§ About this exercise: Pick out each line of the records that includes the string "bottom", and copy it.

§ Recorded information:

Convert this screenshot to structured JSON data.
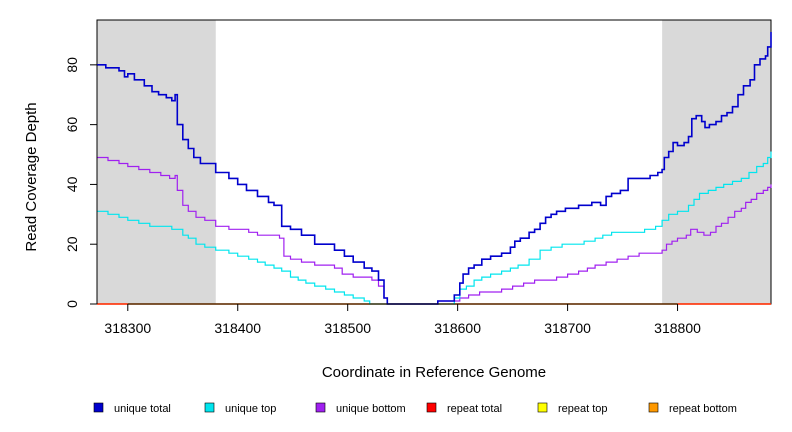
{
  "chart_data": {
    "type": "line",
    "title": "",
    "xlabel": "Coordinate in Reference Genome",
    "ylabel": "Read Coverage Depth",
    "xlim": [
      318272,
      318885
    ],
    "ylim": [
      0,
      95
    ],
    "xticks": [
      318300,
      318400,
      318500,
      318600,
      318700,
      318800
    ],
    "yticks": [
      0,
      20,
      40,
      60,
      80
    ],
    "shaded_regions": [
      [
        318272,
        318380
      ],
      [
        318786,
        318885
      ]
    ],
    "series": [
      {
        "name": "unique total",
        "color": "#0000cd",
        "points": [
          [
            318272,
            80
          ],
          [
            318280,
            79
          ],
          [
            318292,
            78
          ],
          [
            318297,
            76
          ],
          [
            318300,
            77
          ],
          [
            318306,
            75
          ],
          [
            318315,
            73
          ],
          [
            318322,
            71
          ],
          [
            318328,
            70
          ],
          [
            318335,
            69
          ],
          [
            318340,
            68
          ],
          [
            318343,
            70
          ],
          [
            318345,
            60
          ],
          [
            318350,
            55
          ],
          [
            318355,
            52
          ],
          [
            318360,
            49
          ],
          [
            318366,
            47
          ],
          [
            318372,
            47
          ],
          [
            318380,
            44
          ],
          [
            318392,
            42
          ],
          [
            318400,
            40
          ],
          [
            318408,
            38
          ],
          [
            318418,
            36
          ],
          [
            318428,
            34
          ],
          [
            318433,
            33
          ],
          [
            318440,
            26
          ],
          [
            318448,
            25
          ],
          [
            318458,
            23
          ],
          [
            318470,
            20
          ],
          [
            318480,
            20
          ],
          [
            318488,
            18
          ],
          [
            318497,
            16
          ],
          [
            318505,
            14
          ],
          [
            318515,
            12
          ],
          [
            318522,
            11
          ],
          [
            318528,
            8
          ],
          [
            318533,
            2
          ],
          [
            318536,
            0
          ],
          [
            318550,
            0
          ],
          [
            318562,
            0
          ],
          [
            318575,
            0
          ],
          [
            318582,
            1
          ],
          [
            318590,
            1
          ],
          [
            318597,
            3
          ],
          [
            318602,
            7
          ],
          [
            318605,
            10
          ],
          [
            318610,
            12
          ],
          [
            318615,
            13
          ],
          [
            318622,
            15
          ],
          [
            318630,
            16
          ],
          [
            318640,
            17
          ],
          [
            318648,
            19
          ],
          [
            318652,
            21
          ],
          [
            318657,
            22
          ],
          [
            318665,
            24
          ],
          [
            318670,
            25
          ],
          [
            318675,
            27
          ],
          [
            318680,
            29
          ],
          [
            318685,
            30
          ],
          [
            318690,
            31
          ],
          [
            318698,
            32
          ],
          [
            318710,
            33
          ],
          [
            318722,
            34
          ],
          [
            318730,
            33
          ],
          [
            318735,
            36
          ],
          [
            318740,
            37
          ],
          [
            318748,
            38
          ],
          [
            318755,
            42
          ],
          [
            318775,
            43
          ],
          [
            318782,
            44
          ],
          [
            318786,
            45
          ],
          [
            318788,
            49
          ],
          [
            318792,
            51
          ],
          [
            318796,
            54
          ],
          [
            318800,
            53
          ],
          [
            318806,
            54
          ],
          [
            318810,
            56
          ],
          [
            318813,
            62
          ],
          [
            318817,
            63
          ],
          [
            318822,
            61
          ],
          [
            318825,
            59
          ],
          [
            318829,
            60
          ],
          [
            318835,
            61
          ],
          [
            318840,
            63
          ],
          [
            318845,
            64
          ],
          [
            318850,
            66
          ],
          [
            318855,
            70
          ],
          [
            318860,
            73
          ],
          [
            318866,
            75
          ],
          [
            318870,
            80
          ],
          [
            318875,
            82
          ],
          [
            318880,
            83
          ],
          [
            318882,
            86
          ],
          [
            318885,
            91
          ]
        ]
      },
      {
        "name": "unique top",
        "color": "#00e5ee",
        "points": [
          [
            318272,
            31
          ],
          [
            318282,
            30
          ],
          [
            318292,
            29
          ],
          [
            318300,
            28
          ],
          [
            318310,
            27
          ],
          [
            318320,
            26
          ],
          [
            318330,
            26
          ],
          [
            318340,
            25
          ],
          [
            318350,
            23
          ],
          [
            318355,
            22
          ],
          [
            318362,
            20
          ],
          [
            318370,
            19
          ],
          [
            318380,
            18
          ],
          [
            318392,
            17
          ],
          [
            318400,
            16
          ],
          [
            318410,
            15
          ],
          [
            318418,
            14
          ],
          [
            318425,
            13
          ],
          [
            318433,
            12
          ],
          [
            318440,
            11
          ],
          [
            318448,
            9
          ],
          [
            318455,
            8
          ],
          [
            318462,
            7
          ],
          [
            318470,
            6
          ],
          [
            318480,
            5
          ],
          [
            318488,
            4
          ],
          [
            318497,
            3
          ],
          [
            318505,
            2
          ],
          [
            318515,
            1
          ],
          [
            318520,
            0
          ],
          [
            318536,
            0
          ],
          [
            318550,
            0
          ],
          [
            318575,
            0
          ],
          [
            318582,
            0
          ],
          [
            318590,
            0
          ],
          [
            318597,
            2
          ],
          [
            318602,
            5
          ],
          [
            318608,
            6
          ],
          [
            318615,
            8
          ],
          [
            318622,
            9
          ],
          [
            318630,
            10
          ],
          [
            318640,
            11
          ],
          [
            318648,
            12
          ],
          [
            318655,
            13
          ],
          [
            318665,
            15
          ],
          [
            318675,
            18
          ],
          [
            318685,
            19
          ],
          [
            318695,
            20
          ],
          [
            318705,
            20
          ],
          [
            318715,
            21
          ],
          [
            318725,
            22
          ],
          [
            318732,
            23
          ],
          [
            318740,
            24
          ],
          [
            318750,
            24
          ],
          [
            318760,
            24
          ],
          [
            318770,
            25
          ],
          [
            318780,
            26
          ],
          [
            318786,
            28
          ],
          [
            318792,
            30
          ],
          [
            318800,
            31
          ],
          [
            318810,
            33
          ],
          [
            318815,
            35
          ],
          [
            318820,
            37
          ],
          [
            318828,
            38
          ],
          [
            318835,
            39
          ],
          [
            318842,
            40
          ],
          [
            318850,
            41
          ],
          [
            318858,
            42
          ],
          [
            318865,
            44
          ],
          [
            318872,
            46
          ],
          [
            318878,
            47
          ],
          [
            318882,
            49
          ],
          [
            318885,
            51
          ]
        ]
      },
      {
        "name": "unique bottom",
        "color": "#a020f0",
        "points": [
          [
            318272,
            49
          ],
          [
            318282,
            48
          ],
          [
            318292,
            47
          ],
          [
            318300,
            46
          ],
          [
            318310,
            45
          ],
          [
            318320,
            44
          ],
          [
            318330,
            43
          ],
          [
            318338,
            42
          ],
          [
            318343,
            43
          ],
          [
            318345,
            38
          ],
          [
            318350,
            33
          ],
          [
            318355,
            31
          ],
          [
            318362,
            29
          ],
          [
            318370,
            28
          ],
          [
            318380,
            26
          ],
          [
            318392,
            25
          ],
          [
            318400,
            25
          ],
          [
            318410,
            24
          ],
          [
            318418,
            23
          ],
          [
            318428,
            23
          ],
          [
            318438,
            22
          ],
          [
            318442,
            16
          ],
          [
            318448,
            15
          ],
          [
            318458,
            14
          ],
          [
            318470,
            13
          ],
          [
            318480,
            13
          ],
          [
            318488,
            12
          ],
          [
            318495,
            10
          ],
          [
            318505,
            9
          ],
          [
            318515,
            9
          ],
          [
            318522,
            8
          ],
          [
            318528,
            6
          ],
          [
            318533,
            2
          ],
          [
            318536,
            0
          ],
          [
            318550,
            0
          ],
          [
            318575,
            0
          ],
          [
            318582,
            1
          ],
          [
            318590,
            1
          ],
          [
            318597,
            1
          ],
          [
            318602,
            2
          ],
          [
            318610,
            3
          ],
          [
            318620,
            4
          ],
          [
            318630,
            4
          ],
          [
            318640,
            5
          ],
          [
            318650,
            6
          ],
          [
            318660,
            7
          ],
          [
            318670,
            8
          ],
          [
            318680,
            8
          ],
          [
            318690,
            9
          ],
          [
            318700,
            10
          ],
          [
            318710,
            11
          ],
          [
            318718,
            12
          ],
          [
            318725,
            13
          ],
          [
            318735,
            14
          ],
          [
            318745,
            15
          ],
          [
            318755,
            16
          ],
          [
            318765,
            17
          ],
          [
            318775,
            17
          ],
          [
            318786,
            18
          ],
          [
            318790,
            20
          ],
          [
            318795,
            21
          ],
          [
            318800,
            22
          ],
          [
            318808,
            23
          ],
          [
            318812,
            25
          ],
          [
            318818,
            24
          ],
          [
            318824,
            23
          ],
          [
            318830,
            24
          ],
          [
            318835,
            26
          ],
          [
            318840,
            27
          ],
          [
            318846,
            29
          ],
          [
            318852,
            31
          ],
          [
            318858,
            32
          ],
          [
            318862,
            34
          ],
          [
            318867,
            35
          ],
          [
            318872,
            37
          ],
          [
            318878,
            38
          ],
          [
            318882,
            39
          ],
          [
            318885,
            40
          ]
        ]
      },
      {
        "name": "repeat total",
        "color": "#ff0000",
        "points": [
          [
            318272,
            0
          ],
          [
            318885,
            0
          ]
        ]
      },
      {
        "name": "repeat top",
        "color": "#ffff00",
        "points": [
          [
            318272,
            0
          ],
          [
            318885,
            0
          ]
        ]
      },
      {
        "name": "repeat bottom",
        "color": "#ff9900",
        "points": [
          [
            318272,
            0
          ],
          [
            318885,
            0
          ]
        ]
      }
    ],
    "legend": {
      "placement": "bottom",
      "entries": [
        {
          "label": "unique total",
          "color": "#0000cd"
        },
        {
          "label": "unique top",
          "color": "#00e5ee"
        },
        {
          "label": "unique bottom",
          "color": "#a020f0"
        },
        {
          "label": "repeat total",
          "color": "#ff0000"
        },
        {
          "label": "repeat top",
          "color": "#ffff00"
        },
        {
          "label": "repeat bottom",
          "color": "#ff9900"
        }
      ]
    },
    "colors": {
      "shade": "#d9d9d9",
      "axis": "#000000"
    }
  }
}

* * *

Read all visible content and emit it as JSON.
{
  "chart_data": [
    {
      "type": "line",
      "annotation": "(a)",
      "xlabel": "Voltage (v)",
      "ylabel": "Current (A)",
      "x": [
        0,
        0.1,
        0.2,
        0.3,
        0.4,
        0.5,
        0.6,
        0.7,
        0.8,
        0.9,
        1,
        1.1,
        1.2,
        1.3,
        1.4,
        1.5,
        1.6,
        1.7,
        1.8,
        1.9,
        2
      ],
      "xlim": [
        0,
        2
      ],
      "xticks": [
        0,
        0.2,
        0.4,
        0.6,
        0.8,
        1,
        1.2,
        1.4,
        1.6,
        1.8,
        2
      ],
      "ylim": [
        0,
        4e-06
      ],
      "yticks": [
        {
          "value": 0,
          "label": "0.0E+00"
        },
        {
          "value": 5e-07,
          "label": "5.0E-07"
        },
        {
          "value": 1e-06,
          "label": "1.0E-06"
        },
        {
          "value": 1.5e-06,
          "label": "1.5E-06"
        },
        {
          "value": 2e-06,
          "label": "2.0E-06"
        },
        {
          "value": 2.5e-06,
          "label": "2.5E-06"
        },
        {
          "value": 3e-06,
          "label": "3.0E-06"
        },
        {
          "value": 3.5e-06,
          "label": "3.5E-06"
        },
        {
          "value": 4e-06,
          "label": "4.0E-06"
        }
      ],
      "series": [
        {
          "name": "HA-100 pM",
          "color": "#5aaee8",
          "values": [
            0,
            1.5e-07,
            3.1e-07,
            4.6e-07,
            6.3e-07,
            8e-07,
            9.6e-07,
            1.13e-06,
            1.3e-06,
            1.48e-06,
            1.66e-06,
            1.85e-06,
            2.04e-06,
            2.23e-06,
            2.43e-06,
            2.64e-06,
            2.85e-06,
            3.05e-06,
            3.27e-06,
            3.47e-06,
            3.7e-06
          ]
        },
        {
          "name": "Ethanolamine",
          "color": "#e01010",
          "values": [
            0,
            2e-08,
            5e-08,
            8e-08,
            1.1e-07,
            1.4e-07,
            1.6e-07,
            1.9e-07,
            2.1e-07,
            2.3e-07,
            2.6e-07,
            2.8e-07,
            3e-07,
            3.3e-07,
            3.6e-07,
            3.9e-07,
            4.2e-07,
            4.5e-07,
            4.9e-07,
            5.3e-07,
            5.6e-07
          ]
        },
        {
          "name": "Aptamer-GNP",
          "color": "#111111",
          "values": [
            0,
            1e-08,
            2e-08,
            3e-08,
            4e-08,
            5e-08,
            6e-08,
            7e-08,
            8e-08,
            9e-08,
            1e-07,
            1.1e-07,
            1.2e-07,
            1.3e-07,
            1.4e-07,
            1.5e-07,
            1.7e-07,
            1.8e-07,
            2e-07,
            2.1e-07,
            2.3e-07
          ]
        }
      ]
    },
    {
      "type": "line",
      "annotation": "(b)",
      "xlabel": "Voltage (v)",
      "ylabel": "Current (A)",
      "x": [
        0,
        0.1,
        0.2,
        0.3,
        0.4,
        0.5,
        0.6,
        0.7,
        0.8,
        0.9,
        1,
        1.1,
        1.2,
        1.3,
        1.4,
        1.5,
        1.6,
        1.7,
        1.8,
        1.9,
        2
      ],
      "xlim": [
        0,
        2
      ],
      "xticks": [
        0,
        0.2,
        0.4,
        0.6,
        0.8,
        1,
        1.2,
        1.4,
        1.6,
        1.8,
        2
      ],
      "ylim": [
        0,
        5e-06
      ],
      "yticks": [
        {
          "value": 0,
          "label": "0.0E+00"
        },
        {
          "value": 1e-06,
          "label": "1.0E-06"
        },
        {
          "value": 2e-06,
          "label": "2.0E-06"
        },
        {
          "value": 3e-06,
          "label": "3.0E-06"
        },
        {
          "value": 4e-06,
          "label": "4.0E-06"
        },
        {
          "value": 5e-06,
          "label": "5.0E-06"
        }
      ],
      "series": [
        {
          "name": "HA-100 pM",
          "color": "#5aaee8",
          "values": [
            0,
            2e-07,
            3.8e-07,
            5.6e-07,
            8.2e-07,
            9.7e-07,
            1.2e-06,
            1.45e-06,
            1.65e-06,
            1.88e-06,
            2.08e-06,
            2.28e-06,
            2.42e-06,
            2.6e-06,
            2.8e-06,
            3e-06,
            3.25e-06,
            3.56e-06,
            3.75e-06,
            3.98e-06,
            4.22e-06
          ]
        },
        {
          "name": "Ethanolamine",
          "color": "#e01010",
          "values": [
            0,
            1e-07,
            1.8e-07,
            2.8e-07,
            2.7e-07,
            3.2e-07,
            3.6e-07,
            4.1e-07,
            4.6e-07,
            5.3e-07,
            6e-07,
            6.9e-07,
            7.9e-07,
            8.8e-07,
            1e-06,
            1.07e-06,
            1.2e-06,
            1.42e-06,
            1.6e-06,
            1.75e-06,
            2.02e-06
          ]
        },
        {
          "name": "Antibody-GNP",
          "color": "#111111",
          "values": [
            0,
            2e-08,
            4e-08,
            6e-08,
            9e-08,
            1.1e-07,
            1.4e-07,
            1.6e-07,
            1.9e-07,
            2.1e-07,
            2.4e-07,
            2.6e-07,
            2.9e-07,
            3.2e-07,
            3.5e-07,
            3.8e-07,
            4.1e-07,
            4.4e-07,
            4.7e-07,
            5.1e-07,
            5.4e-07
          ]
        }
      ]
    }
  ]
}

§ Final answer:
        "name": "unique bottom",
        "name": "repeat bottom",
      "placement": "bottom",
          "label": "unique bottom",
          "label": "repeat bottom",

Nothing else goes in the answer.